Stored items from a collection
▼▼▼
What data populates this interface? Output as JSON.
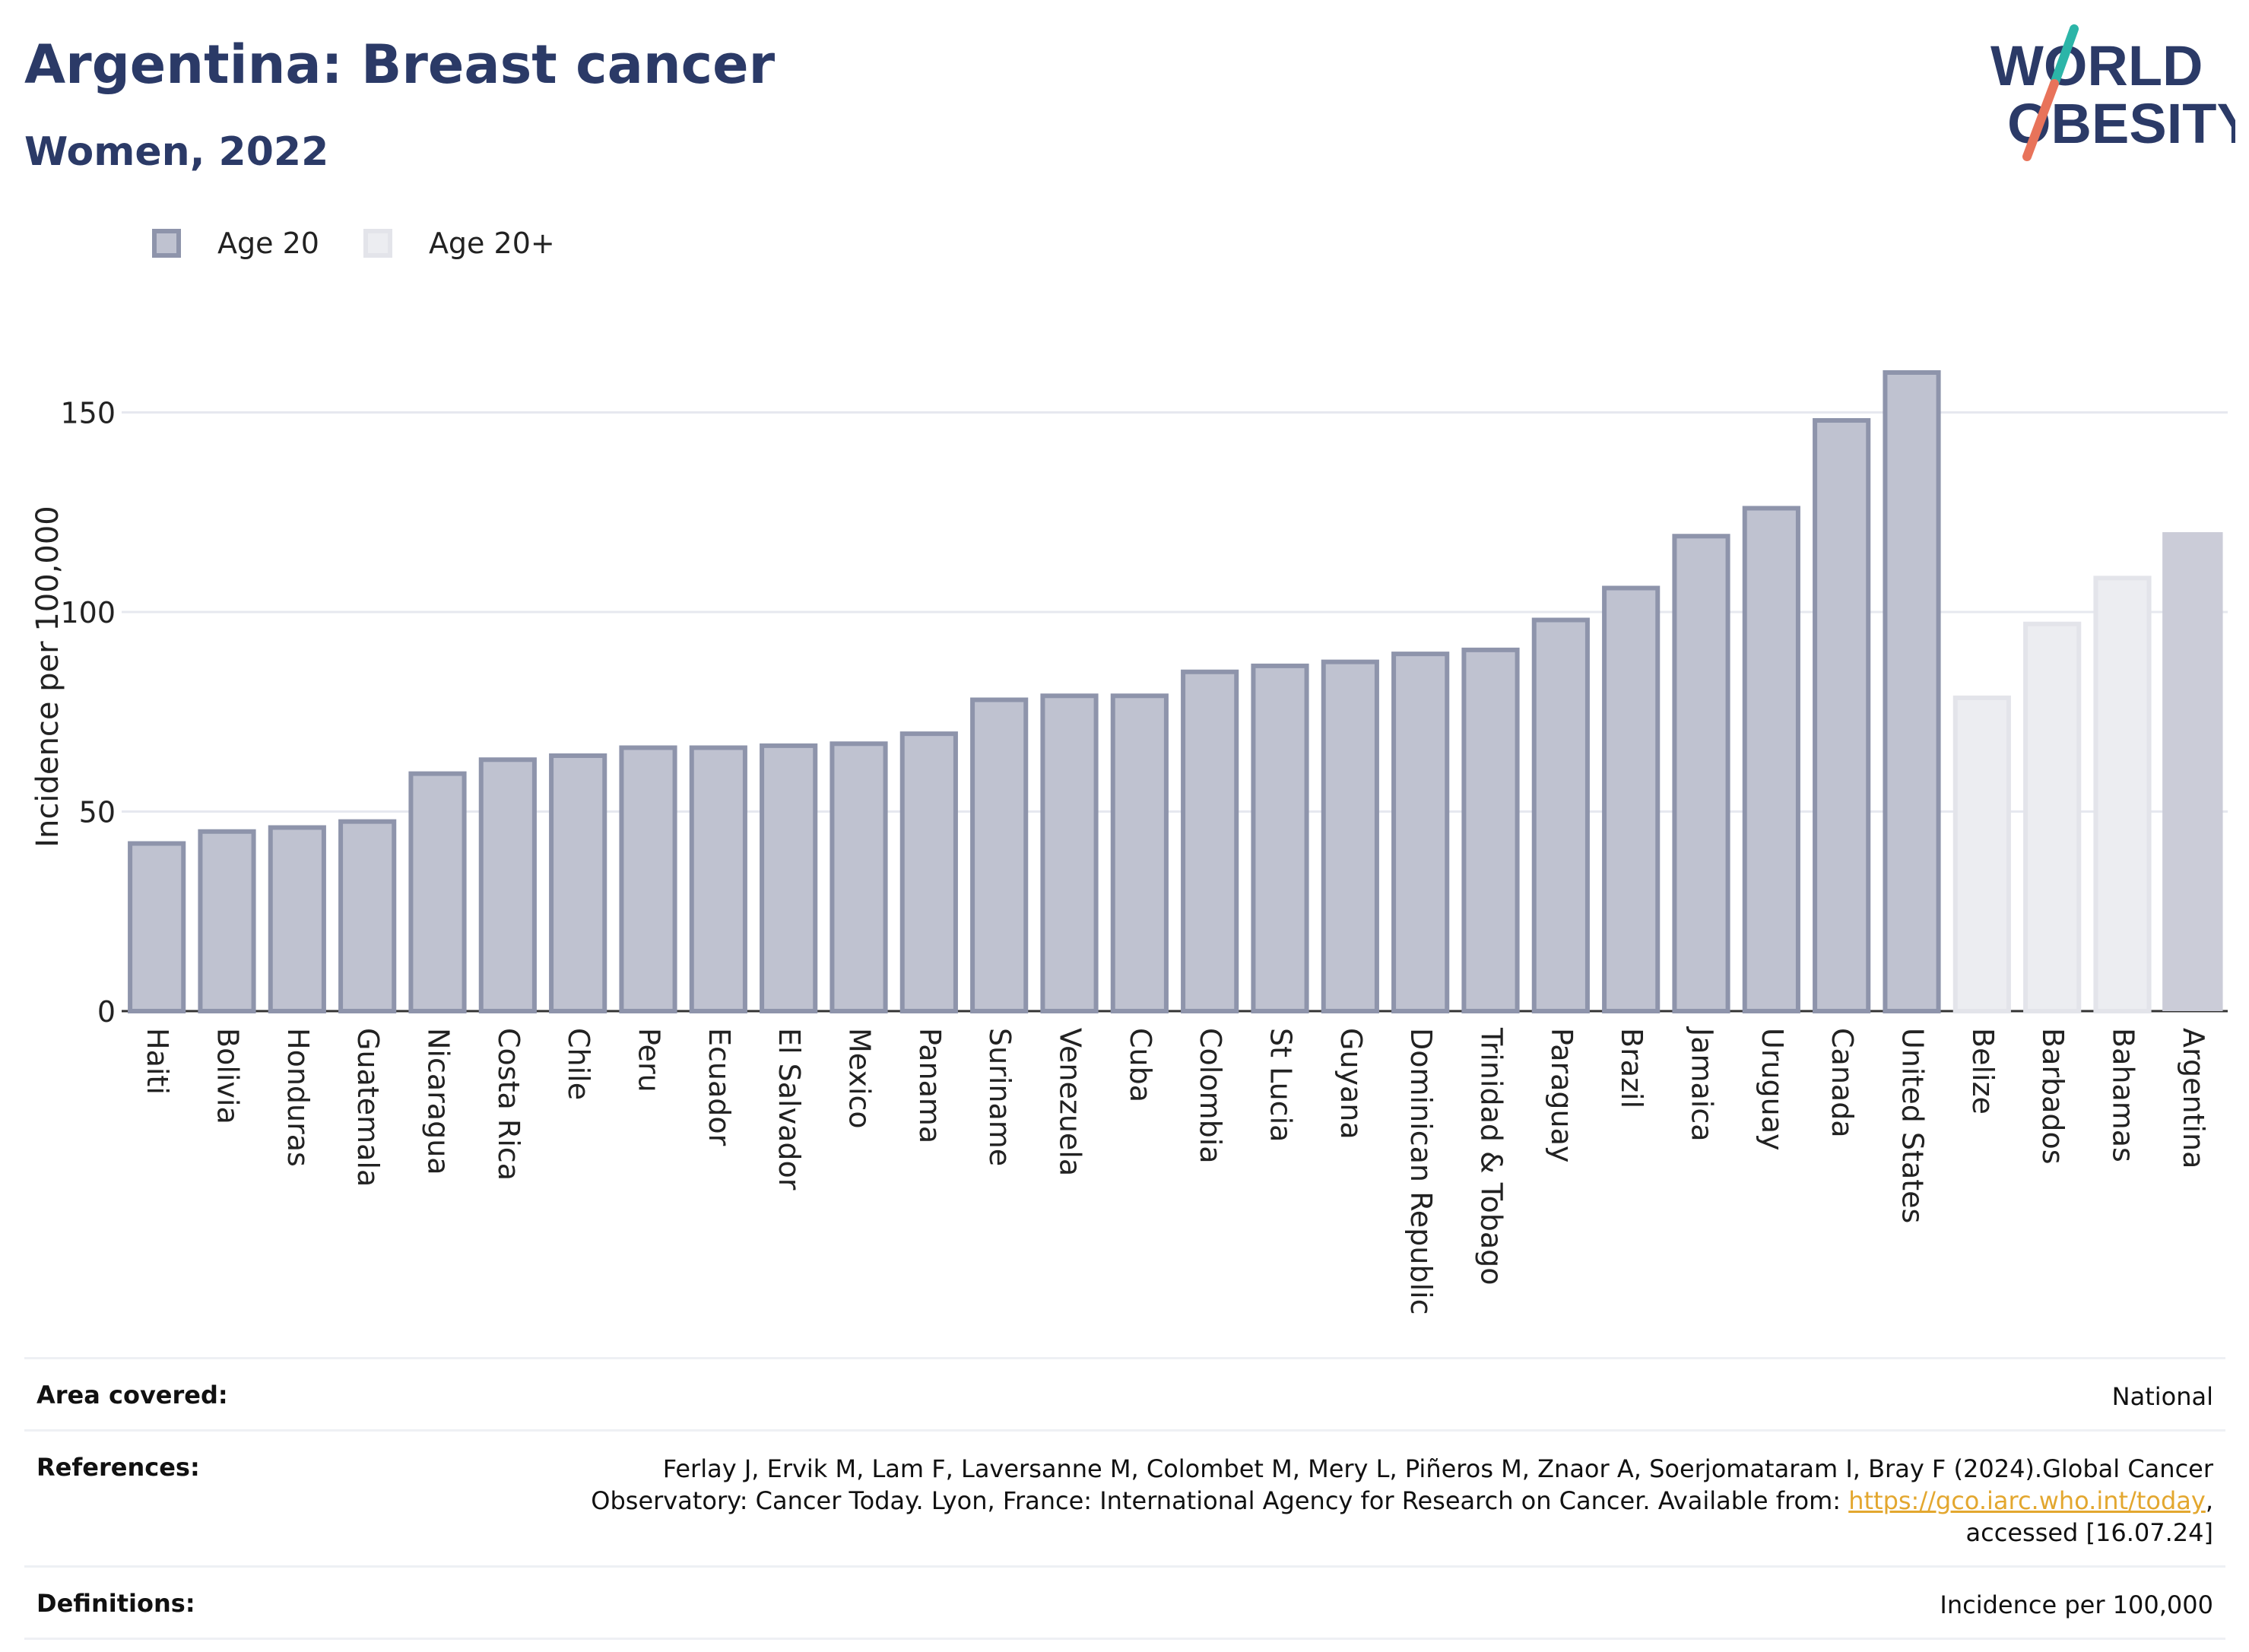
{
  "header": {
    "title": "Argentina: Breast cancer",
    "subtitle": "Women, 2022"
  },
  "logo": {
    "line1": "WORLD",
    "line2": "OBESITY"
  },
  "legend": [
    {
      "label": "Age 20",
      "color": "#bfc2d0",
      "border": "#8e94ab"
    },
    {
      "label": "Age 20+",
      "color": "#ecedf1",
      "border": "#e3e4ea"
    }
  ],
  "chart_data": {
    "type": "bar",
    "ylabel": "Incidence per 100,000",
    "xlabel": "",
    "ylim": [
      0,
      160
    ],
    "yticks": [
      0,
      50,
      100,
      150
    ],
    "grid": true,
    "legend_position": "top-left",
    "categories": [
      "Haiti",
      "Bolivia",
      "Honduras",
      "Guatemala",
      "Nicaragua",
      "Costa Rica",
      "Chile",
      "Peru",
      "Ecuador",
      "El Salvador",
      "Mexico",
      "Panama",
      "Suriname",
      "Venezuela",
      "Cuba",
      "Colombia",
      "St Lucia",
      "Guyana",
      "Dominican Republic",
      "Trinidad & Tobago",
      "Paraguay",
      "Brazil",
      "Jamaica",
      "Uruguay",
      "Canada",
      "United States",
      "Belize",
      "Barbados",
      "Bahamas",
      "Argentina"
    ],
    "values": [
      42,
      45,
      46,
      47.5,
      59.5,
      63,
      64,
      66,
      66,
      66.5,
      67,
      69.5,
      78,
      79,
      79,
      85,
      86.5,
      87.5,
      89.5,
      90.5,
      98,
      106,
      119,
      126,
      148,
      160,
      78.5,
      97,
      108.5,
      120
    ],
    "series_of_bar": [
      "Age 20",
      "Age 20",
      "Age 20",
      "Age 20",
      "Age 20",
      "Age 20",
      "Age 20",
      "Age 20",
      "Age 20",
      "Age 20",
      "Age 20",
      "Age 20",
      "Age 20",
      "Age 20",
      "Age 20",
      "Age 20",
      "Age 20",
      "Age 20",
      "Age 20",
      "Age 20",
      "Age 20",
      "Age 20",
      "Age 20",
      "Age 20",
      "Age 20",
      "Age 20",
      "Age 20+",
      "Age 20+",
      "Age 20+",
      "Age 20+"
    ],
    "highlight": "Argentina",
    "colors": {
      "age20_fill": "#bfc2d0",
      "age20_stroke": "#8e94ab",
      "age20p_fill": "#ecedf1",
      "age20p_stroke": "#e3e4ea",
      "highlight_fill": "#cbccd8",
      "grid": "#e6e8ef",
      "axis": "#333333"
    }
  },
  "info": {
    "area_label": "Area covered:",
    "area_value": "National",
    "ref_label": "References:",
    "ref_text_1": "Ferlay J, Ervik M, Lam F, Laversanne M, Colombet M, Mery L, Piñeros M, Znaor A, Soerjomataram I, Bray F (2024).Global Cancer Observatory: Cancer Today. Lyon, France: International Agency for Research on Cancer. Available from: ",
    "ref_link": "https://gco.iarc.who.int/today",
    "ref_text_2": ", accessed [16.07.24]",
    "def_label": "Definitions:",
    "def_value": "Incidence per 100,000"
  }
}
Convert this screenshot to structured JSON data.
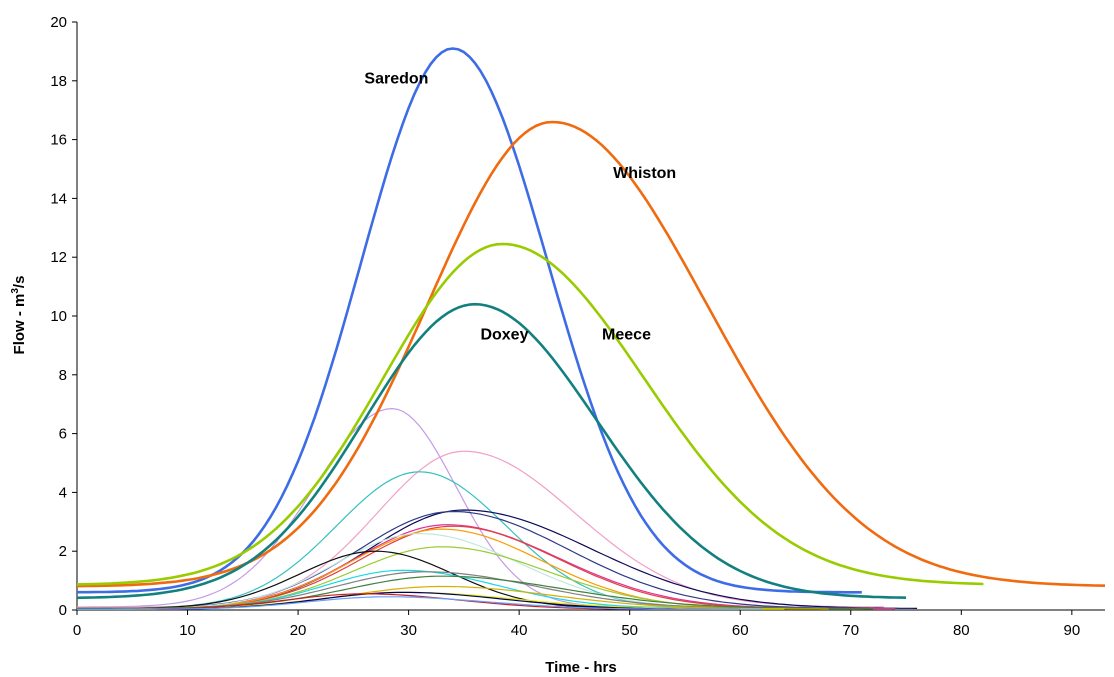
{
  "chart_data": {
    "type": "line",
    "xlabel": "Time - hrs",
    "ylabel_main": "Flow - m",
    "ylabel_sup": "3",
    "ylabel_tail": "/s",
    "xlim": [
      0,
      93
    ],
    "ylim": [
      0,
      20
    ],
    "x_ticks": [
      0,
      10,
      20,
      30,
      40,
      50,
      60,
      70,
      80,
      90
    ],
    "y_ticks": [
      0,
      2,
      4,
      6,
      8,
      10,
      12,
      14,
      16,
      18,
      20
    ],
    "grid": false,
    "legend": "none",
    "series": [
      {
        "name": "Saredon",
        "color": "#3d6ce6",
        "width": 2.6,
        "base": 0.6,
        "peak": 19.1,
        "tpeak": 34,
        "sl": 8.3,
        "sr": 8.6,
        "end": 71,
        "label_x": 26,
        "label_y": 17.9
      },
      {
        "name": "Whiston",
        "color": "#f06a10",
        "width": 2.6,
        "base": 0.8,
        "peak": 16.6,
        "tpeak": 43,
        "sl": 11.3,
        "sr": 14.0,
        "end": 93,
        "label_x": 48.5,
        "label_y": 14.7
      },
      {
        "name": "Meece",
        "color": "#99cc00",
        "width": 2.6,
        "base": 0.85,
        "peak": 12.45,
        "tpeak": 38.5,
        "sl": 10.8,
        "sr": 12.8,
        "end": 82,
        "label_x": 47.5,
        "label_y": 9.2
      },
      {
        "name": "Doxey",
        "color": "#138080",
        "width": 2.6,
        "base": 0.4,
        "peak": 10.4,
        "tpeak": 36,
        "sl": 10.0,
        "sr": 11.0,
        "end": 75,
        "label_x": 36.5,
        "label_y": 9.2
      },
      {
        "color": "#c39be6",
        "width": 1.2,
        "base": 0.1,
        "peak": 6.85,
        "tpeak": 28.5,
        "sl": 7.0,
        "sr": 5.8,
        "end": 72
      },
      {
        "color": "#f0a0c8",
        "width": 1.2,
        "base": 0.1,
        "peak": 5.4,
        "tpeak": 35,
        "sl": 7.8,
        "sr": 10.0,
        "end": 73
      },
      {
        "color": "#33c0c0",
        "width": 1.2,
        "base": 0.05,
        "peak": 4.7,
        "tpeak": 31,
        "sl": 7.5,
        "sr": 7.8,
        "end": 72
      },
      {
        "color": "#0a0a5a",
        "width": 1.2,
        "base": 0.05,
        "peak": 3.4,
        "tpeak": 35,
        "sl": 8.5,
        "sr": 11.5,
        "end": 76
      },
      {
        "color": "#2e3a86",
        "width": 1.2,
        "base": 0.05,
        "peak": 3.35,
        "tpeak": 34,
        "sl": 8.5,
        "sr": 10.5,
        "end": 74
      },
      {
        "color": "#e03090",
        "width": 1.2,
        "base": 0.05,
        "peak": 2.9,
        "tpeak": 33.5,
        "sl": 8.2,
        "sr": 10.0,
        "end": 74
      },
      {
        "color": "#e04040",
        "width": 1.2,
        "base": 0.05,
        "peak": 2.85,
        "tpeak": 34,
        "sl": 8.2,
        "sr": 9.5,
        "end": 72
      },
      {
        "color": "#ff9900",
        "width": 1.2,
        "base": 0.05,
        "peak": 2.75,
        "tpeak": 33,
        "sl": 8.0,
        "sr": 9.0,
        "end": 72
      },
      {
        "color": "#c0e8e0",
        "width": 1.2,
        "base": 0.05,
        "peak": 2.6,
        "tpeak": 31,
        "sl": 7.5,
        "sr": 9.0,
        "end": 70
      },
      {
        "color": "#99cc33",
        "width": 1.2,
        "base": 0.05,
        "peak": 2.15,
        "tpeak": 33,
        "sl": 8.0,
        "sr": 9.5,
        "end": 70
      },
      {
        "color": "#111111",
        "width": 1.2,
        "base": 0.05,
        "peak": 2.0,
        "tpeak": 27,
        "sl": 6.8,
        "sr": 7.0,
        "end": 54
      },
      {
        "color": "#18d8e8",
        "width": 1.2,
        "base": 0.05,
        "peak": 1.35,
        "tpeak": 29.5,
        "sl": 7.0,
        "sr": 8.5,
        "end": 68
      },
      {
        "color": "#808080",
        "width": 1.2,
        "base": 0.05,
        "peak": 1.3,
        "tpeak": 31.5,
        "sl": 8.0,
        "sr": 10.0,
        "end": 70
      },
      {
        "color": "#408040",
        "width": 1.2,
        "base": 0.05,
        "peak": 1.15,
        "tpeak": 33,
        "sl": 8.5,
        "sr": 11.0,
        "end": 72
      },
      {
        "color": "#d4b000",
        "width": 1.2,
        "base": 0.03,
        "peak": 0.8,
        "tpeak": 33,
        "sl": 8.5,
        "sr": 10.0,
        "end": 68
      },
      {
        "color": "#e8e800",
        "width": 1.2,
        "base": 0.03,
        "peak": 0.6,
        "tpeak": 30,
        "sl": 8.0,
        "sr": 9.5,
        "end": 64
      },
      {
        "color": "#000066",
        "width": 1.2,
        "base": 0.02,
        "peak": 0.6,
        "tpeak": 29.5,
        "sl": 7.5,
        "sr": 9.0,
        "end": 60
      },
      {
        "color": "#c81e1e",
        "width": 1.2,
        "base": 0.02,
        "peak": 0.55,
        "tpeak": 26,
        "sl": 7.0,
        "sr": 8.5,
        "end": 58
      },
      {
        "color": "#66a0ff",
        "width": 1.2,
        "base": 0.02,
        "peak": 0.45,
        "tpeak": 28,
        "sl": 7.0,
        "sr": 9.0,
        "end": 62
      }
    ]
  }
}
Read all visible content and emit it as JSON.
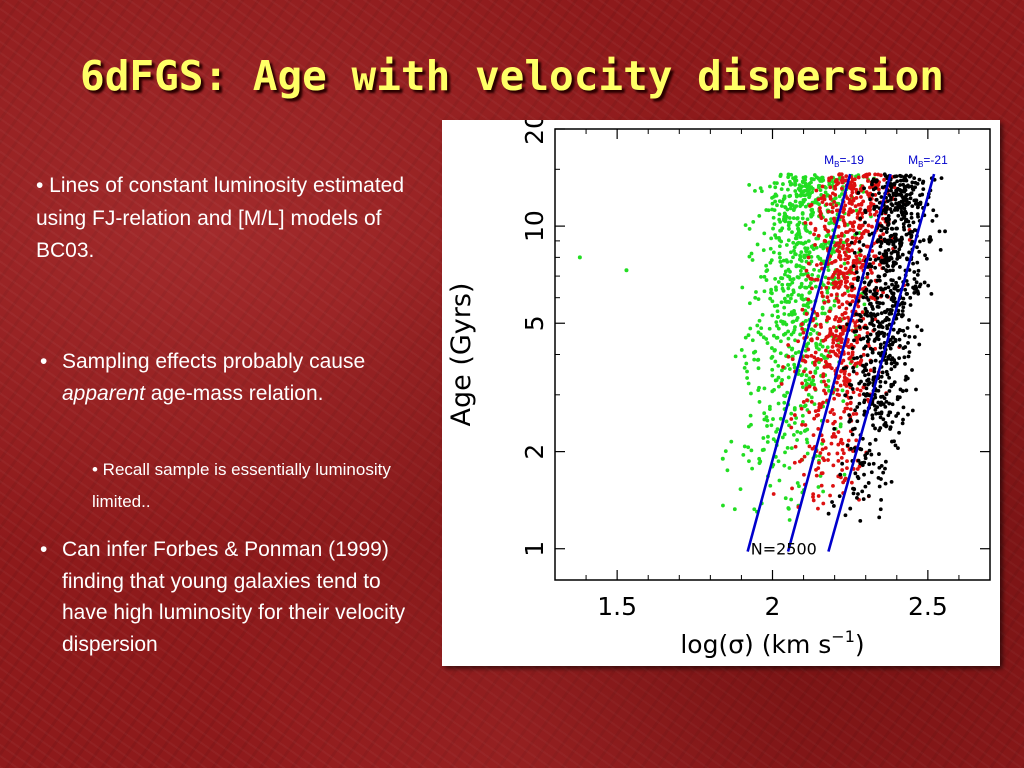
{
  "slide": {
    "title": "6dFGS: Age with velocity dispersion",
    "bullet1": "• Lines of constant luminosity estimated using FJ-relation and [M/L] models of BC03.",
    "bullet2_prefix": "Sampling effects probably cause ",
    "bullet2_em": "apparent",
    "bullet2_suffix": " age-mass relation.",
    "bullet2_sub": "• Recall sample is essentially luminosity limited..",
    "bullet3": "Can infer Forbes & Ponman (1999) finding that young galaxies tend to have high luminosity for their velocity dispersion",
    "bullet_marker": "•"
  },
  "chart_data": {
    "type": "scatter",
    "xlabel": "log(σ)  (km s",
    "xlabel_sup": "−1",
    "xlabel_close": ")",
    "ylabel": "Age  (Gyrs)",
    "x_ticks": [
      1.5,
      2,
      2.5
    ],
    "x_tick_labels": [
      "1.5",
      "2",
      "2.5"
    ],
    "y_ticks": [
      1,
      2,
      5,
      10,
      20
    ],
    "y_tick_labels": [
      "1",
      "2",
      "5",
      "10",
      "20"
    ],
    "xlim": [
      1.3,
      2.7
    ],
    "ylim": [
      0.8,
      20
    ],
    "y_scale": "log",
    "annotation": "N=2500",
    "colors": {
      "green": "#22dd22",
      "red": "#dd1111",
      "black": "#000000",
      "line": "#0000cc"
    },
    "lines": [
      {
        "label_main": "M",
        "label_sub": "B",
        "label_rest": "=-19",
        "x0": 1.92,
        "y0": 0.98,
        "x1": 2.25,
        "y1": 14.5
      },
      {
        "label_main": "",
        "label_sub": "",
        "label_rest": "",
        "x0": 2.05,
        "y0": 0.98,
        "x1": 2.38,
        "y1": 14.5
      },
      {
        "label_main": "M",
        "label_sub": "B",
        "label_rest": "=-21",
        "x0": 2.18,
        "y0": 0.98,
        "x1": 2.52,
        "y1": 14.5
      }
    ],
    "series": [
      {
        "color": "green",
        "x_center": 2.12,
        "x_spread": 0.15,
        "count": 850
      },
      {
        "color": "red",
        "x_center": 2.26,
        "x_spread": 0.12,
        "count": 800
      },
      {
        "color": "black",
        "x_center": 2.4,
        "x_spread": 0.1,
        "count": 850
      }
    ],
    "outliers": [
      {
        "color": "green",
        "x": 1.38,
        "y": 8.0
      },
      {
        "color": "green",
        "x": 1.53,
        "y": 7.3
      },
      {
        "color": "green",
        "x": 1.84,
        "y": 1.9
      }
    ]
  }
}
▲▲▲
> _THE EXERCISE_: Find out how many lines in the listing contain the string "Incidence". Give the number alone.

> _TASK RESULT_: 2